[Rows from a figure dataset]
# # #

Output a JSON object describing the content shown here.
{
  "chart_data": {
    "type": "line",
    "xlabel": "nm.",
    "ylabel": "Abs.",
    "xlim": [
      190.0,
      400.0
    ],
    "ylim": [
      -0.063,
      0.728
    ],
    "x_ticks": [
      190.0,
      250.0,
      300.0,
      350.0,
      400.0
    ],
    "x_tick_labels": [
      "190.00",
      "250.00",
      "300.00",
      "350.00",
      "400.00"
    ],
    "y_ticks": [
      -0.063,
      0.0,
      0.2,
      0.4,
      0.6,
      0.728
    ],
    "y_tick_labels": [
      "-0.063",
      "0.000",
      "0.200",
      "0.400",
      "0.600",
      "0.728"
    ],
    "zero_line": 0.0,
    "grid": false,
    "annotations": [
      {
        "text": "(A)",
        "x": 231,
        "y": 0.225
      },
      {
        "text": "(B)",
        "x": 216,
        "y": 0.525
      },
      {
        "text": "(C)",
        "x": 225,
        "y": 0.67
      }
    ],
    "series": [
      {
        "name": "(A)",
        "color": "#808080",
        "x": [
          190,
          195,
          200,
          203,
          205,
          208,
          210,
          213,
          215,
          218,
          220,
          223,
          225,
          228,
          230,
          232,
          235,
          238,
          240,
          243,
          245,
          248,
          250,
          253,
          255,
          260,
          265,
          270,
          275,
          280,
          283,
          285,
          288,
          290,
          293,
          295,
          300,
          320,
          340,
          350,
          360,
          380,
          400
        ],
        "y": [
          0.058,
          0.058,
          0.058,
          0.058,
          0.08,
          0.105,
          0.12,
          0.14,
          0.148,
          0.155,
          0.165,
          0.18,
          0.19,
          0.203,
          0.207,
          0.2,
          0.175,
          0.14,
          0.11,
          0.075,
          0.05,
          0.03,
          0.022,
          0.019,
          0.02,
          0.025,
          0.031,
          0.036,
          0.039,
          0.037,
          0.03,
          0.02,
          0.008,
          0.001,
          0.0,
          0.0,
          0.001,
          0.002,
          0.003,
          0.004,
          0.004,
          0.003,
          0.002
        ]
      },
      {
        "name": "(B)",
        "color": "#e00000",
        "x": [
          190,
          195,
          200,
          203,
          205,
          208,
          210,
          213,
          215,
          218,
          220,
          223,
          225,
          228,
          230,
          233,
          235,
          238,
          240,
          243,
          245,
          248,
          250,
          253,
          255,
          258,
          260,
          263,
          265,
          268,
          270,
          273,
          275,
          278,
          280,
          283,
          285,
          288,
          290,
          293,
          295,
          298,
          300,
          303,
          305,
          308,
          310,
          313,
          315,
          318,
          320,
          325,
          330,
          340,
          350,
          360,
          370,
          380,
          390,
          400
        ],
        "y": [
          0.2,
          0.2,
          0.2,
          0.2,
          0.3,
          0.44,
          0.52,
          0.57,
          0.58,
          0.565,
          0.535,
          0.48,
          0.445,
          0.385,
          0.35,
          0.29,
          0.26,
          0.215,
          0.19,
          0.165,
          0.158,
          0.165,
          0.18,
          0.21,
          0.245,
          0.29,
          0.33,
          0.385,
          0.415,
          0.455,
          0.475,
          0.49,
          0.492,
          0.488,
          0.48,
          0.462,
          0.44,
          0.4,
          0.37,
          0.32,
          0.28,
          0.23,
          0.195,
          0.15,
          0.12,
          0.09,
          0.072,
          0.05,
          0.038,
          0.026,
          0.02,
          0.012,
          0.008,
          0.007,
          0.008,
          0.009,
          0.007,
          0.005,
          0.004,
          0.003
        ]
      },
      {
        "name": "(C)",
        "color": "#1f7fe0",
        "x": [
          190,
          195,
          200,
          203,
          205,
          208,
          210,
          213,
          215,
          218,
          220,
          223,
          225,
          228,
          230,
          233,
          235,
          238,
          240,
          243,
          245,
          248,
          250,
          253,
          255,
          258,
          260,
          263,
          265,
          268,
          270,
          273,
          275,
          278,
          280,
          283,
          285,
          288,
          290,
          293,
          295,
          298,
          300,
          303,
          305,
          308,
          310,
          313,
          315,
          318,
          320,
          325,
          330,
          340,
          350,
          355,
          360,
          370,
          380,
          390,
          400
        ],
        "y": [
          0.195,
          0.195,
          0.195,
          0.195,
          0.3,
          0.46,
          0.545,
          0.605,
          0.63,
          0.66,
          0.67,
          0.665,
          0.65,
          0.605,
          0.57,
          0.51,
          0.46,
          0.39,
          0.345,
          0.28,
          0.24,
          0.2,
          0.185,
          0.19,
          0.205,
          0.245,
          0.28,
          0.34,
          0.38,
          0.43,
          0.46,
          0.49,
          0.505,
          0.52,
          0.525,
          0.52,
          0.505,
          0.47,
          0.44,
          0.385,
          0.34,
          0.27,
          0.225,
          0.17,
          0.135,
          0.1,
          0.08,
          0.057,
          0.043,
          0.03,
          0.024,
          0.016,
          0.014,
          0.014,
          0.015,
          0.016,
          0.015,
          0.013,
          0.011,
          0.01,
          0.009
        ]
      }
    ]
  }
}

# # #

» **What you are asked to do**
Copy out all of the data exactly, leaving nothing out.

» **Answer**
Output a JSON object describing the content shown here.
{
  "chart_data": {
    "type": "line",
    "xlabel": "nm.",
    "ylabel": "Abs.",
    "xlim": [
      190.0,
      400.0
    ],
    "ylim": [
      -0.063,
      0.728
    ],
    "x_ticks": [
      190.0,
      250.0,
      300.0,
      350.0,
      400.0
    ],
    "x_tick_labels": [
      "190.00",
      "250.00",
      "300.00",
      "350.00",
      "400.00"
    ],
    "y_ticks": [
      -0.063,
      0.0,
      0.2,
      0.4,
      0.6,
      0.728
    ],
    "y_tick_labels": [
      "-0.063",
      "0.000",
      "0.200",
      "0.400",
      "0.600",
      "0.728"
    ],
    "zero_line": 0.0,
    "grid": false,
    "annotations": [
      {
        "text": "(A)",
        "x": 231,
        "y": 0.225
      },
      {
        "text": "(B)",
        "x": 216,
        "y": 0.525
      },
      {
        "text": "(C)",
        "x": 225,
        "y": 0.67
      }
    ],
    "series": [
      {
        "name": "(A)",
        "color": "#808080",
        "x": [
          190,
          195,
          200,
          203,
          205,
          208,
          210,
          213,
          215,
          218,
          220,
          223,
          225,
          228,
          230,
          232,
          235,
          238,
          240,
          243,
          245,
          248,
          250,
          253,
          255,
          260,
          265,
          270,
          275,
          280,
          283,
          285,
          288,
          290,
          293,
          295,
          300,
          320,
          340,
          350,
          360,
          380,
          400
        ],
        "y": [
          0.058,
          0.058,
          0.058,
          0.058,
          0.08,
          0.105,
          0.12,
          0.14,
          0.148,
          0.155,
          0.165,
          0.18,
          0.19,
          0.203,
          0.207,
          0.2,
          0.175,
          0.14,
          0.11,
          0.075,
          0.05,
          0.03,
          0.022,
          0.019,
          0.02,
          0.025,
          0.031,
          0.036,
          0.039,
          0.037,
          0.03,
          0.02,
          0.008,
          0.001,
          0.0,
          0.0,
          0.001,
          0.002,
          0.003,
          0.004,
          0.004,
          0.003,
          0.002
        ]
      },
      {
        "name": "(B)",
        "color": "#e00000",
        "x": [
          190,
          195,
          200,
          203,
          205,
          208,
          210,
          213,
          215,
          218,
          220,
          223,
          225,
          228,
          230,
          233,
          235,
          238,
          240,
          243,
          245,
          248,
          250,
          253,
          255,
          258,
          260,
          263,
          265,
          268,
          270,
          273,
          275,
          278,
          280,
          283,
          285,
          288,
          290,
          293,
          295,
          298,
          300,
          303,
          305,
          308,
          310,
          313,
          315,
          318,
          320,
          325,
          330,
          340,
          350,
          360,
          370,
          380,
          390,
          400
        ],
        "y": [
          0.2,
          0.2,
          0.2,
          0.2,
          0.3,
          0.44,
          0.52,
          0.57,
          0.58,
          0.565,
          0.535,
          0.48,
          0.445,
          0.385,
          0.35,
          0.29,
          0.26,
          0.215,
          0.19,
          0.165,
          0.158,
          0.165,
          0.18,
          0.21,
          0.245,
          0.29,
          0.33,
          0.385,
          0.415,
          0.455,
          0.475,
          0.49,
          0.492,
          0.488,
          0.48,
          0.462,
          0.44,
          0.4,
          0.37,
          0.32,
          0.28,
          0.23,
          0.195,
          0.15,
          0.12,
          0.09,
          0.072,
          0.05,
          0.038,
          0.026,
          0.02,
          0.012,
          0.008,
          0.007,
          0.008,
          0.009,
          0.007,
          0.005,
          0.004,
          0.003
        ]
      },
      {
        "name": "(C)",
        "color": "#1f7fe0",
        "x": [
          190,
          195,
          200,
          203,
          205,
          208,
          210,
          213,
          215,
          218,
          220,
          223,
          225,
          228,
          230,
          233,
          235,
          238,
          240,
          243,
          245,
          248,
          250,
          253,
          255,
          258,
          260,
          263,
          265,
          268,
          270,
          273,
          275,
          278,
          280,
          283,
          285,
          288,
          290,
          293,
          295,
          298,
          300,
          303,
          305,
          308,
          310,
          313,
          315,
          318,
          320,
          325,
          330,
          340,
          350,
          355,
          360,
          370,
          380,
          390,
          400
        ],
        "y": [
          0.195,
          0.195,
          0.195,
          0.195,
          0.3,
          0.46,
          0.545,
          0.605,
          0.63,
          0.66,
          0.67,
          0.665,
          0.65,
          0.605,
          0.57,
          0.51,
          0.46,
          0.39,
          0.345,
          0.28,
          0.24,
          0.2,
          0.185,
          0.19,
          0.205,
          0.245,
          0.28,
          0.34,
          0.38,
          0.43,
          0.46,
          0.49,
          0.505,
          0.52,
          0.525,
          0.52,
          0.505,
          0.47,
          0.44,
          0.385,
          0.34,
          0.27,
          0.225,
          0.17,
          0.135,
          0.1,
          0.08,
          0.057,
          0.043,
          0.03,
          0.024,
          0.016,
          0.014,
          0.014,
          0.015,
          0.016,
          0.015,
          0.013,
          0.011,
          0.01,
          0.009
        ]
      }
    ]
  }
}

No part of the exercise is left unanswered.